Given problem:
Write out all of the lines below, exactly and completely.
__________
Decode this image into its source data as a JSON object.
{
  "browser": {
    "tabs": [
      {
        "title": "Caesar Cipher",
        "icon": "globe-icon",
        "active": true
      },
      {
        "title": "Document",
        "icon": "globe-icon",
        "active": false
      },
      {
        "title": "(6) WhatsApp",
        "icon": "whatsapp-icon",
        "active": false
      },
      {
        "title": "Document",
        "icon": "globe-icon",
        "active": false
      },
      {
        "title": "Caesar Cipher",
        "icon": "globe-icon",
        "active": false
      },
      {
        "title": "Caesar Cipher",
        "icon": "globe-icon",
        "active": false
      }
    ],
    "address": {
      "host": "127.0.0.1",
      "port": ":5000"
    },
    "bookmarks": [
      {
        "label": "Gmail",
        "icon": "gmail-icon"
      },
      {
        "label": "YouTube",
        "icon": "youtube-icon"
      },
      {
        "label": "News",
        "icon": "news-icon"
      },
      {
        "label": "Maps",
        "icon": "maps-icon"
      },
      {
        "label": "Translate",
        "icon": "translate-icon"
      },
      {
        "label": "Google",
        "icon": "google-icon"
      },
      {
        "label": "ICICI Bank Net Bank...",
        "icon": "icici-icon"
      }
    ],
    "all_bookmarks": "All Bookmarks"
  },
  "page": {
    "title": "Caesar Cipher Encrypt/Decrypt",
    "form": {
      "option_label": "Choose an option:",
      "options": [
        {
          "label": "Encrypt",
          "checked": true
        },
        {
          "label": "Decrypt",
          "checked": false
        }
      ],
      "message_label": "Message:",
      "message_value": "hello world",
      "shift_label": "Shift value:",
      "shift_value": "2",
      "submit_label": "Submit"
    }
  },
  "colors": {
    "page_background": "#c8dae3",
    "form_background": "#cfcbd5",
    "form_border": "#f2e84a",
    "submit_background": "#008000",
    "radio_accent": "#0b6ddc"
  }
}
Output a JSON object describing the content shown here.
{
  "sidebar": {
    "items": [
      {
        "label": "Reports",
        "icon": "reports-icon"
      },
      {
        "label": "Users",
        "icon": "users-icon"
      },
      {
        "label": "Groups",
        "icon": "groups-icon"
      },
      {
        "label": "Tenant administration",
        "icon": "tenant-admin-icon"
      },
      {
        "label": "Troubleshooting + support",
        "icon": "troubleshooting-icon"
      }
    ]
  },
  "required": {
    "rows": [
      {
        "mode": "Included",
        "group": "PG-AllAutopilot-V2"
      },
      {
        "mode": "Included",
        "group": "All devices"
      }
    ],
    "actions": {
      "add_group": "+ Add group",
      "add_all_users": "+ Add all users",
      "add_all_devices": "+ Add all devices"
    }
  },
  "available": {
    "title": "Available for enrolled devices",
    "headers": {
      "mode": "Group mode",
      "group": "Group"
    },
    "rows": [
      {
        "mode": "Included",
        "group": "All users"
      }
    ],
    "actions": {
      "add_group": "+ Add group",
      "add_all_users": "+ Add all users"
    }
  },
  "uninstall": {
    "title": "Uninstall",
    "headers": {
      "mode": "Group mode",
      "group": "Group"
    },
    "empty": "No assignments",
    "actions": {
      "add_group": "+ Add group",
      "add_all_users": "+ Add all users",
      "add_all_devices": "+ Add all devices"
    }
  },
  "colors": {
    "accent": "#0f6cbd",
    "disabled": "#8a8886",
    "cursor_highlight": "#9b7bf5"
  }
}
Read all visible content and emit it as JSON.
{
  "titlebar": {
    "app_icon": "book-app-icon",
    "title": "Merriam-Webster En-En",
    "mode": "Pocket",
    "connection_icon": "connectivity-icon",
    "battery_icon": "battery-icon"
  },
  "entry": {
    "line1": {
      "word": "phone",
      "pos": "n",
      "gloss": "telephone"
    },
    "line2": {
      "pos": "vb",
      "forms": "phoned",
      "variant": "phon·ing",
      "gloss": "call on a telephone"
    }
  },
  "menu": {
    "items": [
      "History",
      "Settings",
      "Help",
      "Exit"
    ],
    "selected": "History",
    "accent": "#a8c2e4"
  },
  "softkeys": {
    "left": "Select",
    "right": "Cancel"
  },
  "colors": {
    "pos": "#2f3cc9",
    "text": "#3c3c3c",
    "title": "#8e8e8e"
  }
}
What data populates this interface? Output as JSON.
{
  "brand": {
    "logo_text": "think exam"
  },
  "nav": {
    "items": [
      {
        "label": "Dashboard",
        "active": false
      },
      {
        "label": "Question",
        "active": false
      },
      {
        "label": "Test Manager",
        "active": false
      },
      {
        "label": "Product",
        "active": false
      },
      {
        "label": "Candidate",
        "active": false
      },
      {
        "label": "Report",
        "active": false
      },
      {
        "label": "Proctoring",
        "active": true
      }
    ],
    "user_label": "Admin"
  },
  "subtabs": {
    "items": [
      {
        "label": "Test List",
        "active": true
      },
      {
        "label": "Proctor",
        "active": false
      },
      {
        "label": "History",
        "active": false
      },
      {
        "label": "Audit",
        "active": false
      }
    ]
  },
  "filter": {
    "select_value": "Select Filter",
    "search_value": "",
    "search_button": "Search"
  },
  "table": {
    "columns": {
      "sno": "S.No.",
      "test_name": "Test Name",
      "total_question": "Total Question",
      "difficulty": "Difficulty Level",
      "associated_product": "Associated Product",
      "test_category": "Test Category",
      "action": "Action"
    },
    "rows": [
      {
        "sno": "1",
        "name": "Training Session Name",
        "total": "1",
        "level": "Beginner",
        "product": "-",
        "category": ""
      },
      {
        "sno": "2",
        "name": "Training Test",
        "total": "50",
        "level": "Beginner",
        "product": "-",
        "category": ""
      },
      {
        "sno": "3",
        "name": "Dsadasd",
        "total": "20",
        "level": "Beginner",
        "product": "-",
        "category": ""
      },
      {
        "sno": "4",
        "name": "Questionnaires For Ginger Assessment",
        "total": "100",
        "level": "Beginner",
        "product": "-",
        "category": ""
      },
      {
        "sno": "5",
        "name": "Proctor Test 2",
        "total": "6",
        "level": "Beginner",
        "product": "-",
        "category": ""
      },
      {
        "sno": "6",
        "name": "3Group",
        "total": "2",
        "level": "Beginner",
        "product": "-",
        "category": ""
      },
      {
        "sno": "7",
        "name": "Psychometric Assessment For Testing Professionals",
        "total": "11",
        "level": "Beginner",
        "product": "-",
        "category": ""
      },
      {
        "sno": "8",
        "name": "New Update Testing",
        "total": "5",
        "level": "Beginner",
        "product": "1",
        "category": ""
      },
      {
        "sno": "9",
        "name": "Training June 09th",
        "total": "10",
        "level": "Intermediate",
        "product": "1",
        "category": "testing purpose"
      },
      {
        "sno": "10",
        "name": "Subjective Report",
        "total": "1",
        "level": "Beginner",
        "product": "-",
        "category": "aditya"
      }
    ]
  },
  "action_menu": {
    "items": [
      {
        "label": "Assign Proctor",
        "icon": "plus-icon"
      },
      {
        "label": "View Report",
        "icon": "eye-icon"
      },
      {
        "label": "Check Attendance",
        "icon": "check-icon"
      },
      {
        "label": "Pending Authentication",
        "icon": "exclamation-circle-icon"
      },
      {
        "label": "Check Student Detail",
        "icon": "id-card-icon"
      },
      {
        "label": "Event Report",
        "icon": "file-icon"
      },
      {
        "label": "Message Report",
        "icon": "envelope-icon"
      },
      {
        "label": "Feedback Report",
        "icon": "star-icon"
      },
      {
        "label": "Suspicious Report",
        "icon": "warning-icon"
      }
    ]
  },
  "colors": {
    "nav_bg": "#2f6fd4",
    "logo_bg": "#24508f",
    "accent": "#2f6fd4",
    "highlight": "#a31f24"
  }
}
__________
Final result:
Decode this image into its source data as a JSON object.
{
  "browser": {
    "tabs": [
      {
        "title": "Caesar Cipher",
        "icon": "globe-icon",
        "active": true
      },
      {
        "title": "Document",
        "icon": "globe-icon",
        "active": false
      },
      {
        "title": "(6) WhatsApp",
        "icon": "whatsapp-icon",
        "active": false
      },
      {
        "title": "Document",
        "icon": "globe-icon",
        "active": false
      },
      {
        "title": "Caesar Cipher",
        "icon": "globe-icon",
        "active": false
      },
      {
        "title": "Caesar Cipher",
        "icon": "globe-icon",
        "active": false
      }
    ],
    "address": {
      "host": "127.0.0.1",
      "port": ":5000"
    },
    "bookmarks": [
      {
        "label": "Gmail",
        "icon": "gmail-icon"
      },
      {
        "label": "YouTube",
        "icon": "youtube-icon"
      },
      {
        "label": "News",
        "icon": "news-icon"
      },
      {
        "label": "Maps",
        "icon": "maps-icon"
      },
      {
        "label": "Translate",
        "icon": "translate-icon"
      },
      {
        "label": "Google",
        "icon": "google-icon"
      },
      {
        "label": "ICICI Bank Net Bank...",
        "icon": "icici-icon"
      }
    ],
    "all_bookmarks": "All Bookmarks"
  },
  "page": {
    "title": "Caesar Cipher Encrypt/Decrypt",
    "form": {
      "option_label": "Choose an option:",
      "options": [
        {
          "label": "Encrypt",
          "checked": true
        },
        {
          "label": "Decrypt",
          "checked": false
        }
      ],
      "message_label": "Message:",
      "message_value": "hello world",
      "shift_label": "Shift value:",
      "shift_value": "2",
      "submit_label": "Submit"
    }
  },
  "colors": {
    "page_background": "#c8dae3",
    "form_background": "#cfcbd5",
    "form_border": "#f2e84a",
    "submit_background": "#008000",
    "radio_accent": "#0b6ddc"
  }
}
Output a JSON object describing the content shown here.
{
  "sidebar": {
    "items": [
      {
        "label": "Reports",
        "icon": "reports-icon"
      },
      {
        "label": "Users",
        "icon": "users-icon"
      },
      {
        "label": "Groups",
        "icon": "groups-icon"
      },
      {
        "label": "Tenant administration",
        "icon": "tenant-admin-icon"
      },
      {
        "label": "Troubleshooting + support",
        "icon": "troubleshooting-icon"
      }
    ]
  },
  "required": {
    "rows": [
      {
        "mode": "Included",
        "group": "PG-AllAutopilot-V2"
      },
      {
        "mode": "Included",
        "group": "All devices"
      }
    ],
    "actions": {
      "add_group": "+ Add group",
      "add_all_users": "+ Add all users",
      "add_all_devices": "+ Add all devices"
    }
  },
  "available": {
    "title": "Available for enrolled devices",
    "headers": {
      "mode": "Group mode",
      "group": "Group"
    },
    "rows": [
      {
        "mode": "Included",
        "group": "All users"
      }
    ],
    "actions": {
      "add_group": "+ Add group",
      "add_all_users": "+ Add all users"
    }
  },
  "uninstall": {
    "title": "Uninstall",
    "headers": {
      "mode": "Group mode",
      "group": "Group"
    },
    "empty": "No assignments",
    "actions": {
      "add_group": "+ Add group",
      "add_all_users": "+ Add all users",
      "add_all_devices": "+ Add all devices"
    }
  },
  "colors": {
    "accent": "#0f6cbd",
    "disabled": "#8a8886",
    "cursor_highlight": "#9b7bf5"
  }
}
Read all visible content and emit it as JSON.
{
  "titlebar": {
    "app_icon": "book-app-icon",
    "title": "Merriam-Webster En-En",
    "mode": "Pocket",
    "connection_icon": "connectivity-icon",
    "battery_icon": "battery-icon"
  },
  "entry": {
    "line1": {
      "word": "phone",
      "pos": "n",
      "gloss": "telephone"
    },
    "line2": {
      "pos": "vb",
      "forms": "phoned",
      "variant": "phon·ing",
      "gloss": "call on a telephone"
    }
  },
  "menu": {
    "items": [
      "History",
      "Settings",
      "Help",
      "Exit"
    ],
    "selected": "History",
    "accent": "#a8c2e4"
  },
  "softkeys": {
    "left": "Select",
    "right": "Cancel"
  },
  "colors": {
    "pos": "#2f3cc9",
    "text": "#3c3c3c",
    "title": "#8e8e8e"
  }
}
What data populates this interface? Output as JSON.
{
  "brand": {
    "logo_text": "think exam"
  },
  "nav": {
    "items": [
      {
        "label": "Dashboard",
        "active": false
      },
      {
        "label": "Question",
        "active": false
      },
      {
        "label": "Test Manager",
        "active": false
      },
      {
        "label": "Product",
        "active": false
      },
      {
        "label": "Candidate",
        "active": false
      },
      {
        "label": "Report",
        "active": false
      },
      {
        "label": "Proctoring",
        "active": true
      }
    ],
    "user_label": "Admin"
  },
  "subtabs": {
    "items": [
      {
        "label": "Test List",
        "active": true
      },
      {
        "label": "Proctor",
        "active": false
      },
      {
        "label": "History",
        "active": false
      },
      {
        "label": "Audit",
        "active": false
      }
    ]
  },
  "filter": {
    "select_value": "Select Filter",
    "search_value": "",
    "search_button": "Search"
  },
  "table": {
    "columns": {
      "sno": "S.No.",
      "test_name": "Test Name",
      "total_question": "Total Question",
      "difficulty": "Difficulty Level",
      "associated_product": "Associated Product",
      "test_category": "Test Category",
      "action": "Action"
    },
    "rows": [
      {
        "sno": "1",
        "name": "Training Session Name",
        "total": "1",
        "level": "Beginner",
        "product": "-",
        "category": ""
      },
      {
        "sno": "2",
        "name": "Training Test",
        "total": "50",
        "level": "Beginner",
        "product": "-",
        "category": ""
      },
      {
        "sno": "3",
        "name": "Dsadasd",
        "total": "20",
        "level": "Beginner",
        "product": "-",
        "category": ""
      },
      {
        "sno": "4",
        "name": "Questionnaires For Ginger Assessment",
        "total": "100",
        "level": "Beginner",
        "product": "-",
        "category": ""
      },
      {
        "sno": "5",
        "name": "Proctor Test 2",
        "total": "6",
        "level": "Beginner",
        "product": "-",
        "category": ""
      },
      {
        "sno": "6",
        "name": "3Group",
        "total": "2",
        "level": "Beginner",
        "product": "-",
        "category": ""
      },
      {
        "sno": "7",
        "name": "Psychometric Assessment For Testing Professionals",
        "total": "11",
        "level": "Beginner",
        "product": "-",
        "category": ""
      },
      {
        "sno": "8",
        "name": "New Update Testing",
        "total": "5",
        "level": "Beginner",
        "product": "1",
        "category": ""
      },
      {
        "sno": "9",
        "name": "Training June 09th",
        "total": "10",
        "level": "Intermediate",
        "product": "1",
        "category": "testing purpose"
      },
      {
        "sno": "10",
        "name": "Subjective Report",
        "total": "1",
        "level": "Beginner",
        "product": "-",
        "category": "aditya"
      }
    ]
  },
  "action_menu": {
    "items": [
      {
        "label": "Assign Proctor",
        "icon": "plus-icon"
      },
      {
        "label": "View Report",
        "icon": "eye-icon"
      },
      {
        "label": "Check Attendance",
        "icon": "check-icon"
      },
      {
        "label": "Pending Authentication",
        "icon": "exclamation-circle-icon"
      },
      {
        "label": "Check Student Detail",
        "icon": "id-card-icon"
      },
      {
        "label": "Event Report",
        "icon": "file-icon"
      },
      {
        "label": "Message Report",
        "icon": "envelope-icon"
      },
      {
        "label": "Feedback Report",
        "icon": "star-icon"
      },
      {
        "label": "Suspicious Report",
        "icon": "warning-icon"
      }
    ]
  },
  "colors": {
    "nav_bg": "#2f6fd4",
    "logo_bg": "#24508f",
    "accent": "#2f6fd4",
    "highlight": "#a31f24"
  }
}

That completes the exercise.